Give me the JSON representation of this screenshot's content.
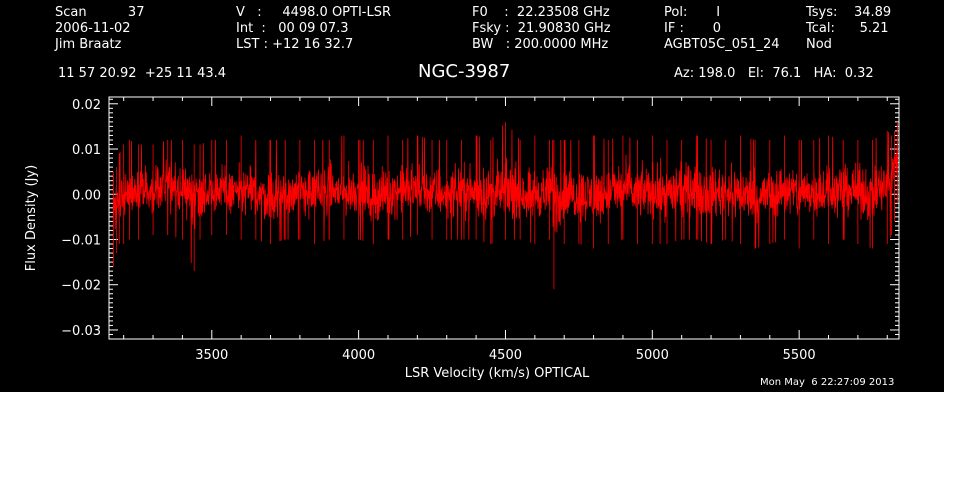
{
  "header": {
    "col1": [
      "Scan          37",
      "2006-11-02",
      "Jim Braatz"
    ],
    "col2": [
      "V   :     4498.0 OPTI-LSR",
      "Int  :   00 09 07.3",
      "LST : +12 16 32.7"
    ],
    "col3": [
      "F0    :  22.23508 GHz",
      "Fsky :  21.90830 GHz",
      "BW   : 200.0000 MHz"
    ],
    "col4": [
      "Pol:       I",
      "IF :       0",
      "AGBT05C_051_24"
    ],
    "col5": [
      "Tsys:    34.89",
      "Tcal:      5.21",
      "Nod"
    ],
    "coords": "11 57 20.92  +25 11 43.4",
    "azel": "Az: 198.0   El:  76.1   HA:  0.32",
    "timestamp": "Mon May  6 22:27:09 2013"
  },
  "chart_data": {
    "type": "line",
    "title": "NGC-3987",
    "xlabel": "LSR Velocity (km/s) OPTICAL",
    "ylabel": "Flux Density (Jy)",
    "xlim": [
      3150,
      5840
    ],
    "ylim": [
      -0.032,
      0.0215
    ],
    "x_ticks": [
      3500,
      4000,
      4500,
      5000,
      5500
    ],
    "x_tick_labels": [
      "3500",
      "4000",
      "4500",
      "5000",
      "5500"
    ],
    "y_ticks": [
      0.02,
      0.01,
      0.0,
      -0.01,
      -0.02,
      -0.03
    ],
    "y_tick_labels": [
      "0.02",
      "0.01",
      "0.00",
      "−0.01",
      "−0.02",
      "−0.03"
    ],
    "grid": false,
    "series": [
      {
        "color": "#ff0000",
        "x": [
          3165,
          3175,
          3185,
          3200,
          3220,
          3250,
          3300,
          3350,
          3400,
          3440,
          3460,
          3500,
          3550,
          3600,
          3650,
          3700,
          3750,
          3800,
          3850,
          3900,
          3950,
          4000,
          4050,
          4100,
          4150,
          4200,
          4250,
          4300,
          4350,
          4400,
          4450,
          4500,
          4550,
          4600,
          4650,
          4665,
          4700,
          4750,
          4800,
          4850,
          4900,
          4950,
          5000,
          5050,
          5100,
          5150,
          5200,
          5250,
          5300,
          5350,
          5400,
          5450,
          5500,
          5550,
          5600,
          5650,
          5700,
          5750,
          5800,
          5815,
          5825,
          5835
        ],
        "y_center": [
          -0.004,
          -0.003,
          -0.001,
          0.0,
          0.001,
          0.001,
          0.001,
          0.002,
          0.001,
          0.0,
          0.0,
          0.001,
          0.0,
          0.001,
          0.0,
          -0.001,
          0.0,
          0.001,
          0.0,
          0.001,
          0.0,
          0.001,
          -0.001,
          0.0,
          0.001,
          0.001,
          0.0,
          0.0,
          0.001,
          0.0,
          0.0,
          0.0,
          0.0,
          0.0,
          0.0,
          0.0,
          -0.001,
          0.0,
          -0.001,
          0.0,
          0.001,
          0.0,
          0.001,
          0.0,
          0.001,
          0.001,
          0.0,
          0.001,
          0.0,
          -0.001,
          0.0,
          0.001,
          0.0,
          0.001,
          0.0,
          0.001,
          0.001,
          0.0,
          0.002,
          0.004,
          0.007,
          0.011
        ],
        "y_min": [
          -0.016,
          -0.013,
          -0.011,
          -0.011,
          -0.01,
          -0.01,
          -0.009,
          -0.009,
          -0.01,
          -0.017,
          -0.01,
          -0.009,
          -0.009,
          -0.01,
          -0.01,
          -0.011,
          -0.01,
          -0.01,
          -0.011,
          -0.01,
          -0.01,
          -0.01,
          -0.011,
          -0.01,
          -0.01,
          -0.009,
          -0.01,
          -0.01,
          -0.01,
          -0.01,
          -0.011,
          -0.01,
          -0.01,
          -0.011,
          -0.01,
          -0.021,
          -0.011,
          -0.011,
          -0.012,
          -0.011,
          -0.01,
          -0.011,
          -0.011,
          -0.011,
          -0.01,
          -0.01,
          -0.011,
          -0.01,
          -0.011,
          -0.012,
          -0.011,
          -0.01,
          -0.012,
          -0.01,
          -0.011,
          -0.01,
          -0.011,
          -0.012,
          -0.011,
          -0.009,
          -0.006,
          -0.002
        ],
        "y_max": [
          0.005,
          0.006,
          0.009,
          0.011,
          0.012,
          0.011,
          0.011,
          0.012,
          0.012,
          0.011,
          0.011,
          0.012,
          0.012,
          0.013,
          0.012,
          0.012,
          0.012,
          0.012,
          0.012,
          0.012,
          0.013,
          0.012,
          0.012,
          0.013,
          0.012,
          0.013,
          0.012,
          0.012,
          0.012,
          0.013,
          0.012,
          0.016,
          0.012,
          0.013,
          0.012,
          0.012,
          0.012,
          0.012,
          0.013,
          0.012,
          0.013,
          0.012,
          0.013,
          0.012,
          0.012,
          0.013,
          0.012,
          0.012,
          0.013,
          0.012,
          0.012,
          0.013,
          0.012,
          0.012,
          0.013,
          0.012,
          0.012,
          0.012,
          0.014,
          0.013,
          0.014,
          0.016
        ]
      }
    ]
  }
}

» Work to do
Each record above is to be restated exactly, with its pictures removed from the copy.

» Final answer
Give me the JSON representation of this screenshot's content.
{
  "header": {
    "col1": [
      "Scan          37",
      "2006-11-02",
      "Jim Braatz"
    ],
    "col2": [
      "V   :     4498.0 OPTI-LSR",
      "Int  :   00 09 07.3",
      "LST : +12 16 32.7"
    ],
    "col3": [
      "F0    :  22.23508 GHz",
      "Fsky :  21.90830 GHz",
      "BW   : 200.0000 MHz"
    ],
    "col4": [
      "Pol:       I",
      "IF :       0",
      "AGBT05C_051_24"
    ],
    "col5": [
      "Tsys:    34.89",
      "Tcal:      5.21",
      "Nod"
    ],
    "coords": "11 57 20.92  +25 11 43.4",
    "azel": "Az: 198.0   El:  76.1   HA:  0.32",
    "timestamp": "Mon May  6 22:27:09 2013"
  },
  "chart_data": {
    "type": "line",
    "title": "NGC-3987",
    "xlabel": "LSR Velocity (km/s) OPTICAL",
    "ylabel": "Flux Density (Jy)",
    "xlim": [
      3150,
      5840
    ],
    "ylim": [
      -0.032,
      0.0215
    ],
    "x_ticks": [
      3500,
      4000,
      4500,
      5000,
      5500
    ],
    "x_tick_labels": [
      "3500",
      "4000",
      "4500",
      "5000",
      "5500"
    ],
    "y_ticks": [
      0.02,
      0.01,
      0.0,
      -0.01,
      -0.02,
      -0.03
    ],
    "y_tick_labels": [
      "0.02",
      "0.01",
      "0.00",
      "−0.01",
      "−0.02",
      "−0.03"
    ],
    "grid": false,
    "series": [
      {
        "color": "#ff0000",
        "x": [
          3165,
          3175,
          3185,
          3200,
          3220,
          3250,
          3300,
          3350,
          3400,
          3440,
          3460,
          3500,
          3550,
          3600,
          3650,
          3700,
          3750,
          3800,
          3850,
          3900,
          3950,
          4000,
          4050,
          4100,
          4150,
          4200,
          4250,
          4300,
          4350,
          4400,
          4450,
          4500,
          4550,
          4600,
          4650,
          4665,
          4700,
          4750,
          4800,
          4850,
          4900,
          4950,
          5000,
          5050,
          5100,
          5150,
          5200,
          5250,
          5300,
          5350,
          5400,
          5450,
          5500,
          5550,
          5600,
          5650,
          5700,
          5750,
          5800,
          5815,
          5825,
          5835
        ],
        "y_center": [
          -0.004,
          -0.003,
          -0.001,
          0.0,
          0.001,
          0.001,
          0.001,
          0.002,
          0.001,
          0.0,
          0.0,
          0.001,
          0.0,
          0.001,
          0.0,
          -0.001,
          0.0,
          0.001,
          0.0,
          0.001,
          0.0,
          0.001,
          -0.001,
          0.0,
          0.001,
          0.001,
          0.0,
          0.0,
          0.001,
          0.0,
          0.0,
          0.0,
          0.0,
          0.0,
          0.0,
          0.0,
          -0.001,
          0.0,
          -0.001,
          0.0,
          0.001,
          0.0,
          0.001,
          0.0,
          0.001,
          0.001,
          0.0,
          0.001,
          0.0,
          -0.001,
          0.0,
          0.001,
          0.0,
          0.001,
          0.0,
          0.001,
          0.001,
          0.0,
          0.002,
          0.004,
          0.007,
          0.011
        ],
        "y_min": [
          -0.016,
          -0.013,
          -0.011,
          -0.011,
          -0.01,
          -0.01,
          -0.009,
          -0.009,
          -0.01,
          -0.017,
          -0.01,
          -0.009,
          -0.009,
          -0.01,
          -0.01,
          -0.011,
          -0.01,
          -0.01,
          -0.011,
          -0.01,
          -0.01,
          -0.01,
          -0.011,
          -0.01,
          -0.01,
          -0.009,
          -0.01,
          -0.01,
          -0.01,
          -0.01,
          -0.011,
          -0.01,
          -0.01,
          -0.011,
          -0.01,
          -0.021,
          -0.011,
          -0.011,
          -0.012,
          -0.011,
          -0.01,
          -0.011,
          -0.011,
          -0.011,
          -0.01,
          -0.01,
          -0.011,
          -0.01,
          -0.011,
          -0.012,
          -0.011,
          -0.01,
          -0.012,
          -0.01,
          -0.011,
          -0.01,
          -0.011,
          -0.012,
          -0.011,
          -0.009,
          -0.006,
          -0.002
        ],
        "y_max": [
          0.005,
          0.006,
          0.009,
          0.011,
          0.012,
          0.011,
          0.011,
          0.012,
          0.012,
          0.011,
          0.011,
          0.012,
          0.012,
          0.013,
          0.012,
          0.012,
          0.012,
          0.012,
          0.012,
          0.012,
          0.013,
          0.012,
          0.012,
          0.013,
          0.012,
          0.013,
          0.012,
          0.012,
          0.012,
          0.013,
          0.012,
          0.016,
          0.012,
          0.013,
          0.012,
          0.012,
          0.012,
          0.012,
          0.013,
          0.012,
          0.013,
          0.012,
          0.013,
          0.012,
          0.012,
          0.013,
          0.012,
          0.012,
          0.013,
          0.012,
          0.012,
          0.013,
          0.012,
          0.012,
          0.013,
          0.012,
          0.012,
          0.012,
          0.014,
          0.013,
          0.014,
          0.016
        ]
      }
    ]
  }
}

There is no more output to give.